The task:
Look over the lines below. Report each one that includes the string "CASHBACK".

Data shown:
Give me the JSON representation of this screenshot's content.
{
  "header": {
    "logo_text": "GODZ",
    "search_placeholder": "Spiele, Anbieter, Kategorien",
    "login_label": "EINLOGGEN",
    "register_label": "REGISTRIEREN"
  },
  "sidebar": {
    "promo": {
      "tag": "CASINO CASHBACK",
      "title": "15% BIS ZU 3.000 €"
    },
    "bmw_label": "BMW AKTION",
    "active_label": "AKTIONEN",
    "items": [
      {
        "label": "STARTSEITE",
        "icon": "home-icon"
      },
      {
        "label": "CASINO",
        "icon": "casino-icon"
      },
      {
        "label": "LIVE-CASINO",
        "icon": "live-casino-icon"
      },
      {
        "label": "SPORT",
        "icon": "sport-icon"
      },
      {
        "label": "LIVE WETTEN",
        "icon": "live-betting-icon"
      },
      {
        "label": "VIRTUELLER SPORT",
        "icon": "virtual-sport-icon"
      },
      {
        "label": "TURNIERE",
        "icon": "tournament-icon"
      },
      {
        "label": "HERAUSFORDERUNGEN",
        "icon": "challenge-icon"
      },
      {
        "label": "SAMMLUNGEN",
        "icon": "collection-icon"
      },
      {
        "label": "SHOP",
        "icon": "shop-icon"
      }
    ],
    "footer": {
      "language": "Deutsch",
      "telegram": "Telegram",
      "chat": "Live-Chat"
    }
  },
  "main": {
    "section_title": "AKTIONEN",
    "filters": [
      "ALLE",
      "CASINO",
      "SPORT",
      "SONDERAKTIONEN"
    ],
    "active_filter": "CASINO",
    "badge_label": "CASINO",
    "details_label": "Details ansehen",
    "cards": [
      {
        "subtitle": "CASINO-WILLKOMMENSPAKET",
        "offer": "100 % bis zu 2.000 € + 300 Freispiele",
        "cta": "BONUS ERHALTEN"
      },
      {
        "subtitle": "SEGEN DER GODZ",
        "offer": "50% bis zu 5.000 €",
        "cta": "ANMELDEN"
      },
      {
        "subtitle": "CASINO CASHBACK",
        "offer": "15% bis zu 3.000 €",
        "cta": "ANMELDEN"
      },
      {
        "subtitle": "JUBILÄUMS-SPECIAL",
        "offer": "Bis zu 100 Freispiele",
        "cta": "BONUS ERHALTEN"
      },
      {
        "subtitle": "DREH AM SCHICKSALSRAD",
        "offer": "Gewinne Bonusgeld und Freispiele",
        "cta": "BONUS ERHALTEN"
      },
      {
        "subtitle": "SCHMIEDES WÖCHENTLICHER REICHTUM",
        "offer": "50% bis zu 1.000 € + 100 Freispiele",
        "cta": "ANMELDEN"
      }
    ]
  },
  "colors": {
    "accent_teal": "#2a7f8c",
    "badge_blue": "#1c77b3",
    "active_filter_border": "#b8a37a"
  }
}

Task result:
      "tag": "CASINO CASHBACK",
        "subtitle": "CASINO CASHBACK",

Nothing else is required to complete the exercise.